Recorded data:
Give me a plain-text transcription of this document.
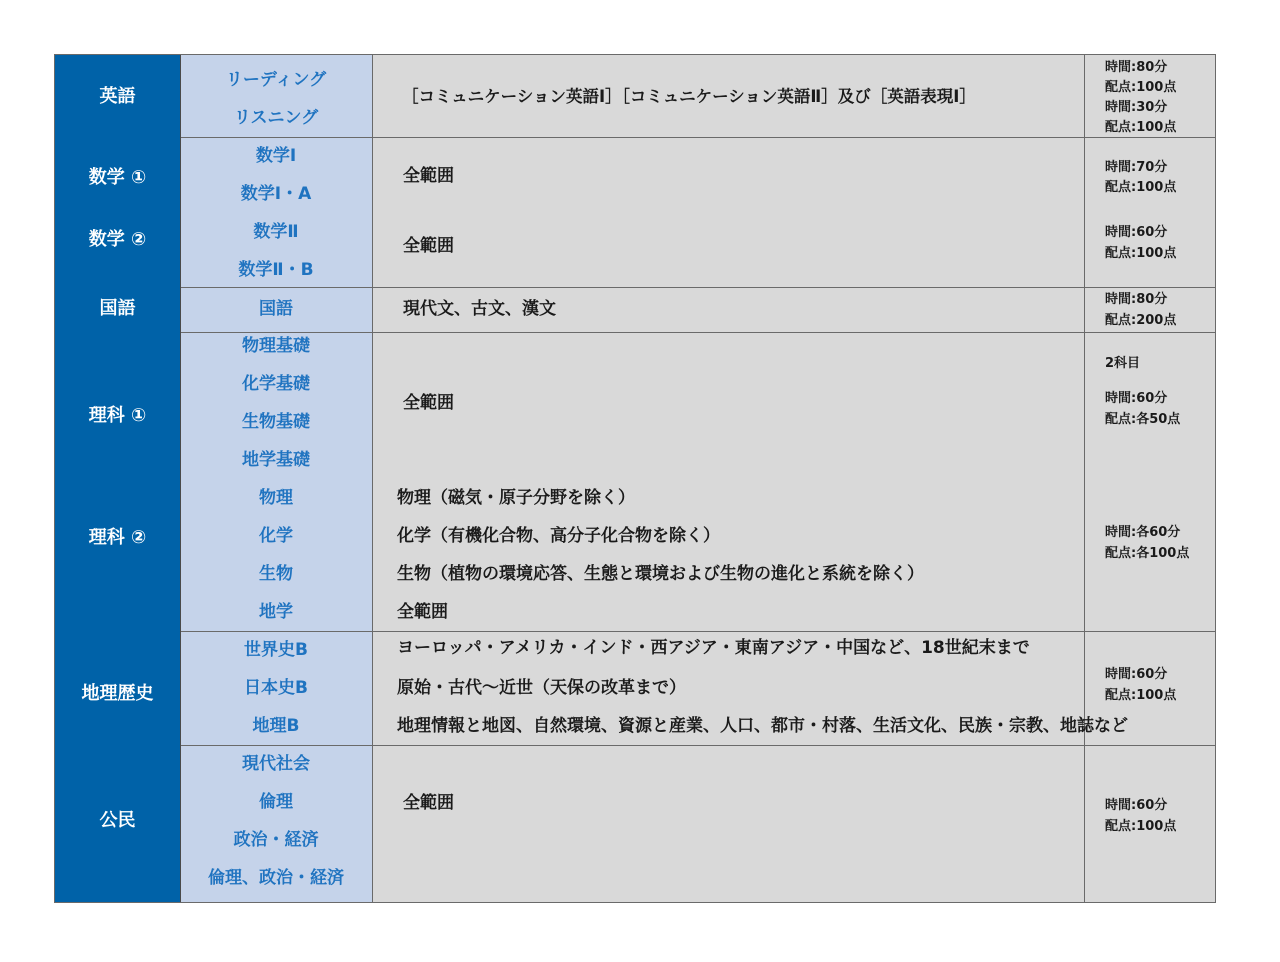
英語
数学 ①
数学 ②
国語
理科 ①
理科 ②
地理歴史
公民
リーディング
リスニング
数学Ⅰ
数学Ⅰ・A
数学Ⅱ
数学Ⅱ・B
国語
物理基礎
化学基礎
生物基礎
地学基礎
物理
化学
生物
地学
世界史B
日本史B
地理B
現代社会
倫理
政治・経済
倫理、政治・経済
［コミュニケーション英語Ⅰ］［コミュニケーション英語Ⅱ］及び［英語表現Ⅰ］
全範囲
全範囲
現代文、古文、漢文
全範囲
物理（磁気・原子分野を除く）
化学（有機化合物、高分子化合物を除く）
生物（植物の環境応答、生態と環境および生物の進化と系統を除く）
全範囲
ヨーロッパ・アメリカ・インド・西アジア・東南アジア・中国など、18世紀末まで
原始・古代〜近世（天保の改革まで）
地理情報と地図、自然環境、資源と産業、人口、都市・村落、生活文化、民族・宗教、地誌など
全範囲
時間:80分
配点:100点
時間:30分
配点:100点
時間:70分
配点:100点
時間:60分
配点:100点
時間:80分
配点:200点
2科目
時間:60分
配点:各50点
時間:各60分
配点:各100点
時間:60分
配点:100点
時間:60分
配点:100点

Your task: All records must be output exactly as they are, except for the pictures, which are left out.

Answer:
Give me a plain-text transcription of this document.
英語
数学 ①
数学 ②
国語
理科 ①
理科 ②
地理歴史
公民
リーディング
リスニング
数学Ⅰ
数学Ⅰ・A
数学Ⅱ
数学Ⅱ・B
国語
物理基礎
化学基礎
生物基礎
地学基礎
物理
化学
生物
地学
世界史B
日本史B
地理B
現代社会
倫理
政治・経済
倫理、政治・経済
［コミュニケーション英語Ⅰ］［コミュニケーション英語Ⅱ］及び［英語表現Ⅰ］
全範囲
全範囲
現代文、古文、漢文
全範囲
物理（磁気・原子分野を除く）
化学（有機化合物、高分子化合物を除く）
生物（植物の環境応答、生態と環境および生物の進化と系統を除く）
全範囲
ヨーロッパ・アメリカ・インド・西アジア・東南アジア・中国など、18世紀末まで
原始・古代〜近世（天保の改革まで）
地理情報と地図、自然環境、資源と産業、人口、都市・村落、生活文化、民族・宗教、地誌など
全範囲
時間:80分
配点:100点
時間:30分
配点:100点
時間:70分
配点:100点
時間:60分
配点:100点
時間:80分
配点:200点
2科目
時間:60分
配点:各50点
時間:各60分
配点:各100点
時間:60分
配点:100点
時間:60分
配点:100点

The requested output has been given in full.